● **Task input**
########################################

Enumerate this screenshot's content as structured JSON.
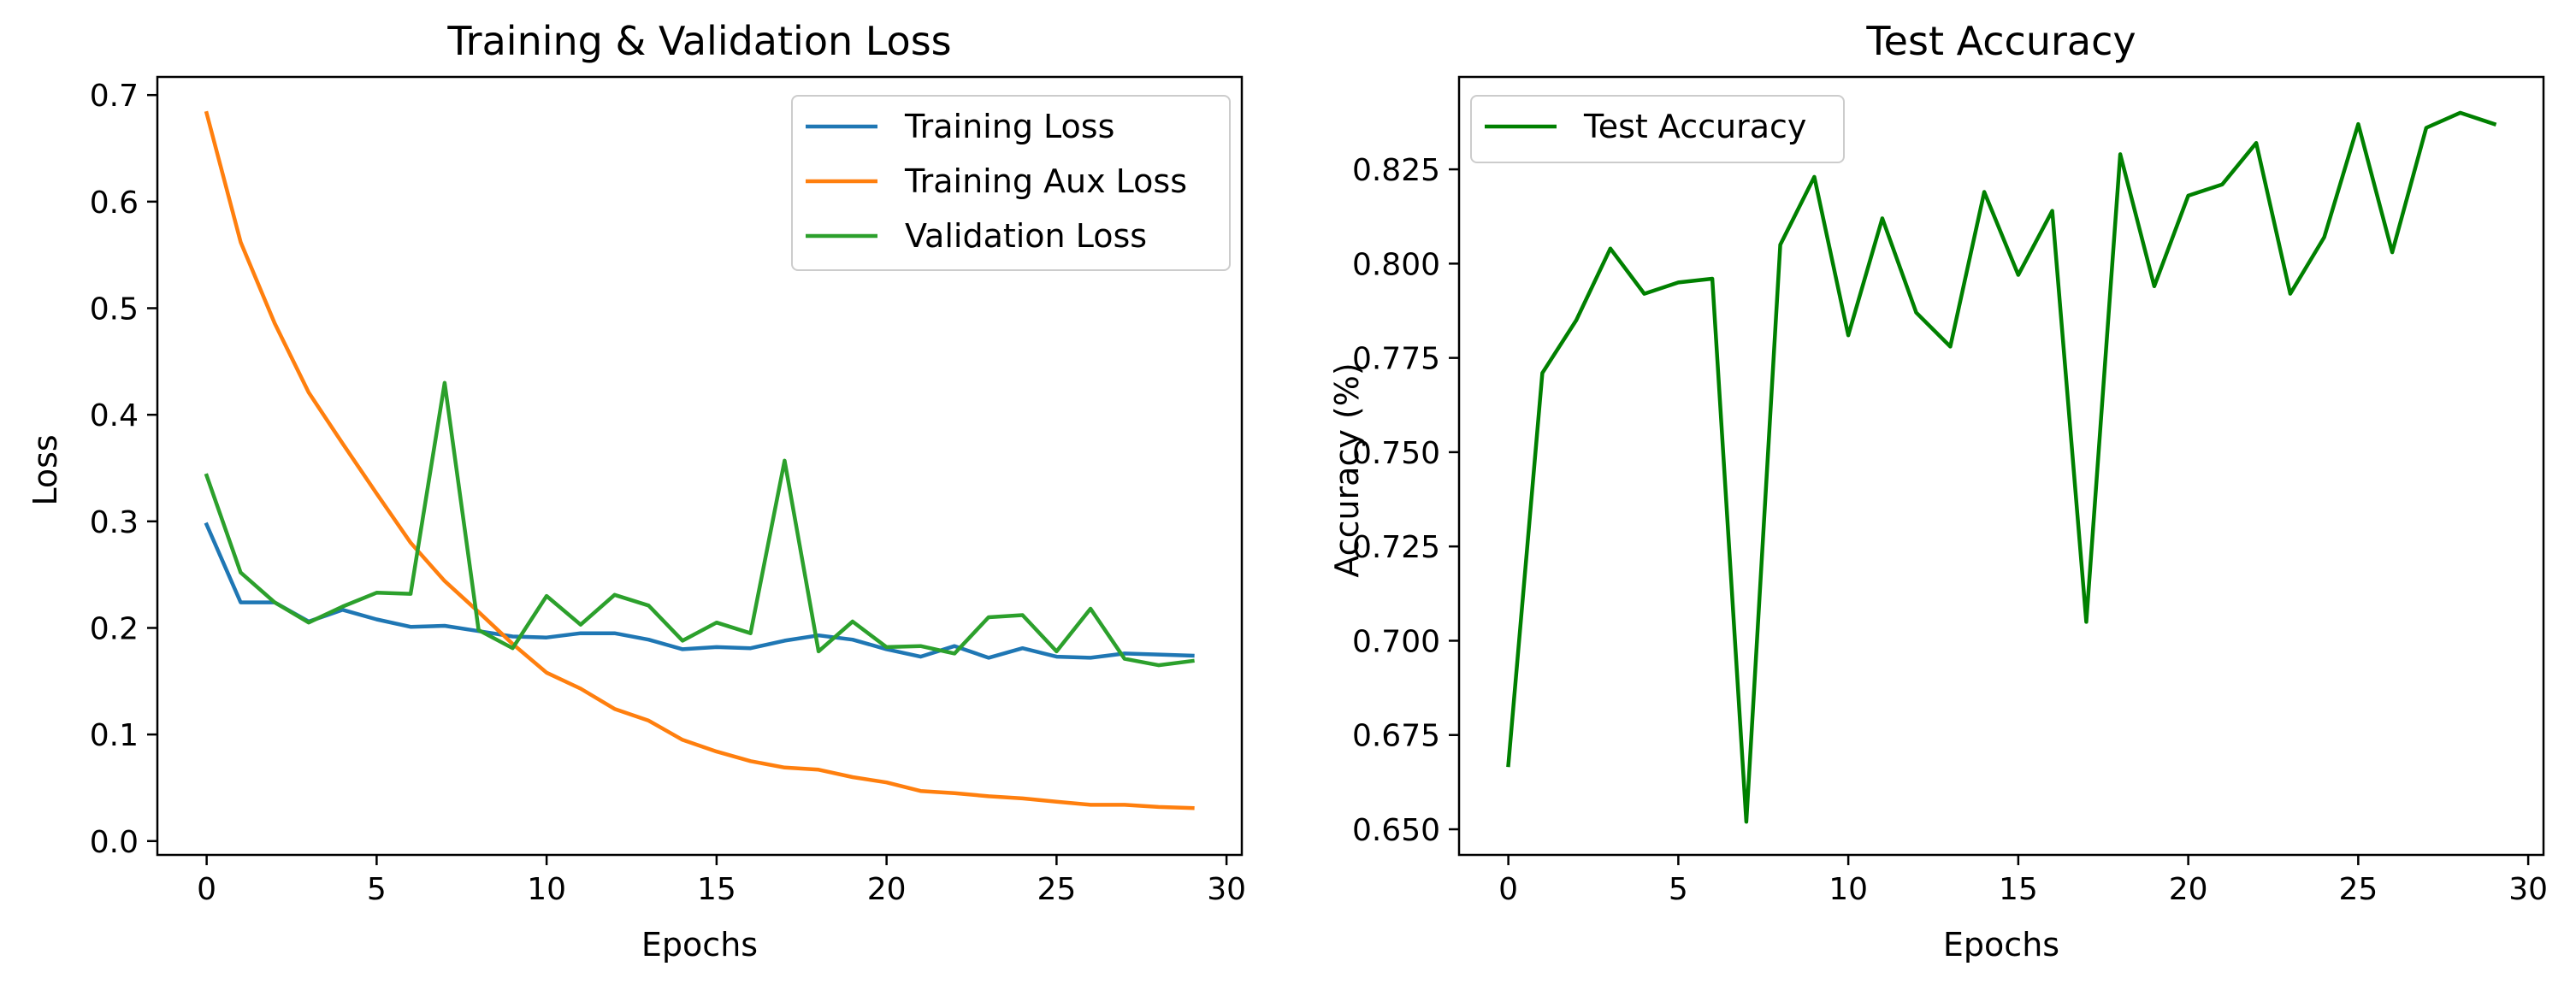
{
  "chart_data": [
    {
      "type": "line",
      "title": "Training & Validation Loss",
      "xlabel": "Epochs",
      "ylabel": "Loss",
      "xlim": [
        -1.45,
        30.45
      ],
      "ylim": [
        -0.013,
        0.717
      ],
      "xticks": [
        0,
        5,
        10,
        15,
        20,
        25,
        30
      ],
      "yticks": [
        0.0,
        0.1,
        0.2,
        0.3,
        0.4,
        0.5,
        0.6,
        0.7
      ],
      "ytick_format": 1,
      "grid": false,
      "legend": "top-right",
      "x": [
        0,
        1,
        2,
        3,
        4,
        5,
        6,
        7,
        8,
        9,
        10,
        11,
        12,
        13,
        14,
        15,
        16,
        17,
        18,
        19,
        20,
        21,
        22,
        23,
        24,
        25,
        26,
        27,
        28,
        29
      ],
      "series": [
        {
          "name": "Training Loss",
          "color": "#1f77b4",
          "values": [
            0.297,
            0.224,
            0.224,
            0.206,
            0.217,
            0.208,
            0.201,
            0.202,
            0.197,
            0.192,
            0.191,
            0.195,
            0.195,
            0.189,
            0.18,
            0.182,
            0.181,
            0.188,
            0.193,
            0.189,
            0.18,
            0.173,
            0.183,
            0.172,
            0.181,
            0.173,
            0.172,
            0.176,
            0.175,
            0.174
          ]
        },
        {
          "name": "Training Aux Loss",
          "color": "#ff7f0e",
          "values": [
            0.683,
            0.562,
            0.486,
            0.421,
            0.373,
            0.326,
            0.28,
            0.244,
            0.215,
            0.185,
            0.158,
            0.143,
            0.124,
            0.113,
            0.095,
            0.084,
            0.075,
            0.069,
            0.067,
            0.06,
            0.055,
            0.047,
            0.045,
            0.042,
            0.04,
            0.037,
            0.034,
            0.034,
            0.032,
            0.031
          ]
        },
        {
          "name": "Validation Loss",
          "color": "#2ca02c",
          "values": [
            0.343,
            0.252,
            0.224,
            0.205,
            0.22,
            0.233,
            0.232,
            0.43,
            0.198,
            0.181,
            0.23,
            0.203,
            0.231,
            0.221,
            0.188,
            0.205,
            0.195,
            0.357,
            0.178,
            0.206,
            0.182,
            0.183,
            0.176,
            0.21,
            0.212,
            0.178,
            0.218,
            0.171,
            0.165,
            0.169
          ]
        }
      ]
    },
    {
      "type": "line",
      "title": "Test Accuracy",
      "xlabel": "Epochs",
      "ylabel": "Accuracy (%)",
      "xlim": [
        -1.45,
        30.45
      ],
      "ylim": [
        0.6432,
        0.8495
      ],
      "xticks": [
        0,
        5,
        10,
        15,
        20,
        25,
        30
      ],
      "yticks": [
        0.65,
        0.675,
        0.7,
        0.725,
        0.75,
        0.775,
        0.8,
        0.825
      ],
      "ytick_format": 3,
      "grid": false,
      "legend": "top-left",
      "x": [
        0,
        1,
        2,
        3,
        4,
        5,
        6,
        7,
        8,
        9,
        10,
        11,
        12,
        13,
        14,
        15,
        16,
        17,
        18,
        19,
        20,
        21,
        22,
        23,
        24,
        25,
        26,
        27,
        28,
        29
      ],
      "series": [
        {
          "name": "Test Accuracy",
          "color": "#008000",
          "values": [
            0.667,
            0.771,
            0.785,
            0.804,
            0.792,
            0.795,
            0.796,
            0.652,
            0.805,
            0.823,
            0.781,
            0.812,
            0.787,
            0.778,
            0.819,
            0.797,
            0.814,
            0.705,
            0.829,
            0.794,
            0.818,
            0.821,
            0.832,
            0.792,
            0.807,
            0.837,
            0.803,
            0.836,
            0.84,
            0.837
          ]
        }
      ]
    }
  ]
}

########################################

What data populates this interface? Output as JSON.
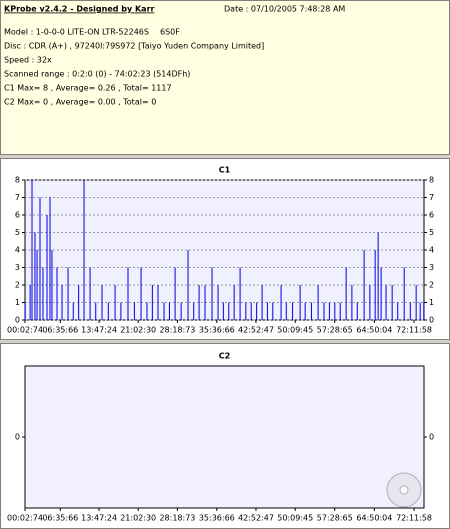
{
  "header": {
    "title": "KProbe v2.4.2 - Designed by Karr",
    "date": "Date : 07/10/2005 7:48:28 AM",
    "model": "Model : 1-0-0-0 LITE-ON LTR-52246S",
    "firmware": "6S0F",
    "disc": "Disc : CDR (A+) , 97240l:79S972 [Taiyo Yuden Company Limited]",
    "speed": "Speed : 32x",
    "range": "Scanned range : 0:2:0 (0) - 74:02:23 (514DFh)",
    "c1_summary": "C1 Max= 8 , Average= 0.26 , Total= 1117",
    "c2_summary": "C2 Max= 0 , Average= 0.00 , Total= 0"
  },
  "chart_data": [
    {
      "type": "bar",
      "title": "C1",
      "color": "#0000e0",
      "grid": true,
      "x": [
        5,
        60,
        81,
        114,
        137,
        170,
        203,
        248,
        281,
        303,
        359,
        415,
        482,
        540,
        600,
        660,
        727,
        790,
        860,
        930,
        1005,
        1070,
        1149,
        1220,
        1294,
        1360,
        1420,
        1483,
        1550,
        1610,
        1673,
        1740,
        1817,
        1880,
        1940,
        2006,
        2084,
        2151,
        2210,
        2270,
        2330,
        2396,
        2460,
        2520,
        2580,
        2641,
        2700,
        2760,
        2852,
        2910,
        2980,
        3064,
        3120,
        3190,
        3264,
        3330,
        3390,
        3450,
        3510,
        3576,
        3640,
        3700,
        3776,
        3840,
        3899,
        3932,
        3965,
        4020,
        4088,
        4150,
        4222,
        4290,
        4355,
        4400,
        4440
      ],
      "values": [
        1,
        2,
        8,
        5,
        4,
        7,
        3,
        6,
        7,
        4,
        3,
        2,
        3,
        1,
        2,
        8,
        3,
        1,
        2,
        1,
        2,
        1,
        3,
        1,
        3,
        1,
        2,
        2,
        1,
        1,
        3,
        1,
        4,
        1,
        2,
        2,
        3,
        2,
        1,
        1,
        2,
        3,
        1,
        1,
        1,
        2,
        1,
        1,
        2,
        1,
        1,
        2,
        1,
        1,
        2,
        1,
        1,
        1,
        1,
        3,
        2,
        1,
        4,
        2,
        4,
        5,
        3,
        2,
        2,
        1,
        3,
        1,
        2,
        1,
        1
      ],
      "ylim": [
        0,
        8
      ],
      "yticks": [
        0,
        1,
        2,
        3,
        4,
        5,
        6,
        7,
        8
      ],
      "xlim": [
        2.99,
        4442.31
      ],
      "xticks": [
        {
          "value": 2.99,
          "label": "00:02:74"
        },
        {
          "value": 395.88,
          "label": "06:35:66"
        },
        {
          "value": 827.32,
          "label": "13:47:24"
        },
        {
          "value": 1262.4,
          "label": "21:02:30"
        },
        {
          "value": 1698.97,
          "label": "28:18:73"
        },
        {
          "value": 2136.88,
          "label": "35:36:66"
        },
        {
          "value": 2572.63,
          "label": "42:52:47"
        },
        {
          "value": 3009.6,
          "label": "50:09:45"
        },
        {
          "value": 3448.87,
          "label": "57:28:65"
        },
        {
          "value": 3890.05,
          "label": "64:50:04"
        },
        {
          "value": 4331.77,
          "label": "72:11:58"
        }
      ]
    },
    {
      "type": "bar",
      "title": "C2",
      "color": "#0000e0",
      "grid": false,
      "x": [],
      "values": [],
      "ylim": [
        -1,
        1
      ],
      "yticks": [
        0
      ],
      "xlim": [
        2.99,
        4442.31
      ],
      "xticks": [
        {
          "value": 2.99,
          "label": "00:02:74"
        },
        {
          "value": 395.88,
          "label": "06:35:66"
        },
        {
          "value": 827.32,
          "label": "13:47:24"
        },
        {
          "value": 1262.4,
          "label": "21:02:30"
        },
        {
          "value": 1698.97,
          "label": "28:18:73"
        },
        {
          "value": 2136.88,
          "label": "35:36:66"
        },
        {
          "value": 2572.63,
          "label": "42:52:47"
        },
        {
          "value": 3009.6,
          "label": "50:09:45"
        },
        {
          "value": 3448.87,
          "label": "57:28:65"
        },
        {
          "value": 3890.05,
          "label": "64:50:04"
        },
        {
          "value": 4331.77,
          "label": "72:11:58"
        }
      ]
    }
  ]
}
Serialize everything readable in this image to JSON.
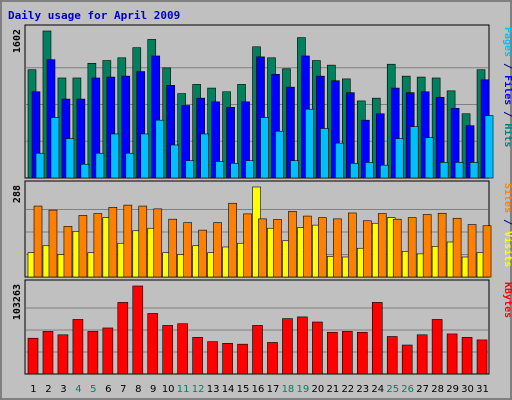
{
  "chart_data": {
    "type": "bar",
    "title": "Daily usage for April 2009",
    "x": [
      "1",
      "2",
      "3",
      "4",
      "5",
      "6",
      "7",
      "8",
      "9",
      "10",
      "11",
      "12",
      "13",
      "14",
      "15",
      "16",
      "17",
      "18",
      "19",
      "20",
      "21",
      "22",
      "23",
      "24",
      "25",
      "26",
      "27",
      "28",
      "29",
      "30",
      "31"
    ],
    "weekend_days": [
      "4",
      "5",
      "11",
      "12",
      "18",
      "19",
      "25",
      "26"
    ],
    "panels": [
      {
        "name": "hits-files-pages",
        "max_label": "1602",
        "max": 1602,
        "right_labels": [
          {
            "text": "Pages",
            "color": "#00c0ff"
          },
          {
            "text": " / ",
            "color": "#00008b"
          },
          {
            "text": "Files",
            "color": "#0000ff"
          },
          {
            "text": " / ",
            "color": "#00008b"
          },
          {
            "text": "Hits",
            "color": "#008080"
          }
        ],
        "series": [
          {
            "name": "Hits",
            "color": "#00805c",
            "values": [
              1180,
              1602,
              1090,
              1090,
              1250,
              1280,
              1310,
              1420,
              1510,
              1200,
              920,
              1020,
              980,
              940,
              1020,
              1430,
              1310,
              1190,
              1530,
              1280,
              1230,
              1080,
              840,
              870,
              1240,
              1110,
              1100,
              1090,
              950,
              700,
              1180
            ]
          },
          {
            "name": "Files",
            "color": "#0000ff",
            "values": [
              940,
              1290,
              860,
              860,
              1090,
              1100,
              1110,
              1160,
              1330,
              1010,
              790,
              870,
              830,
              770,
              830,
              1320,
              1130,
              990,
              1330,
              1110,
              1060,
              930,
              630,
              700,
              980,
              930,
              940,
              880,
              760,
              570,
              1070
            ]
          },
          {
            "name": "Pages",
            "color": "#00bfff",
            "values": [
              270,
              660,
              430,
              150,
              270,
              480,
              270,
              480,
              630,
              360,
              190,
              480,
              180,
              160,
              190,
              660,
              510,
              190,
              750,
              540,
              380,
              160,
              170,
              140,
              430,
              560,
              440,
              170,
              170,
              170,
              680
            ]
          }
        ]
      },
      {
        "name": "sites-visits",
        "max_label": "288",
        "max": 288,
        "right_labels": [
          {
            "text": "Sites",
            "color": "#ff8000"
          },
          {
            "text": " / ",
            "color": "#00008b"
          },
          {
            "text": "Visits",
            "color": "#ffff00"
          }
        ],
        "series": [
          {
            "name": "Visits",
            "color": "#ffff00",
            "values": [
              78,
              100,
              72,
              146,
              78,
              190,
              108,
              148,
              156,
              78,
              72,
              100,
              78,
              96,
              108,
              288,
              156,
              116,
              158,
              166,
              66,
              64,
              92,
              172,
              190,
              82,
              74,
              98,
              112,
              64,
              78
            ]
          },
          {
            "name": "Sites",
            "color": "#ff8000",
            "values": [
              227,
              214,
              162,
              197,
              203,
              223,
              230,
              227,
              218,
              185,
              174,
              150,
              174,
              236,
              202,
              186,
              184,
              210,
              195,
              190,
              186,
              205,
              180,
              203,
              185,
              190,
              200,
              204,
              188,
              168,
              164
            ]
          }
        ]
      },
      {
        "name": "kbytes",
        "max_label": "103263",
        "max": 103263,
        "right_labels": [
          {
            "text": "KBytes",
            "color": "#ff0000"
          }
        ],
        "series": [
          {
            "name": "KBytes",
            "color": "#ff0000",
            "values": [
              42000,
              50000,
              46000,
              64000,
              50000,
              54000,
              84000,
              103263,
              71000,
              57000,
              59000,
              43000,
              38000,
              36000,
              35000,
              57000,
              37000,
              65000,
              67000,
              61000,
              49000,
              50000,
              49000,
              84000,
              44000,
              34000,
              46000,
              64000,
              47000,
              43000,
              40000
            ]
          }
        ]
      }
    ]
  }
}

########################################

● **Aim of the exercise**
Give the count of lines in the listing above that include "Accuracy", with no other words.

● **Finished answer**
3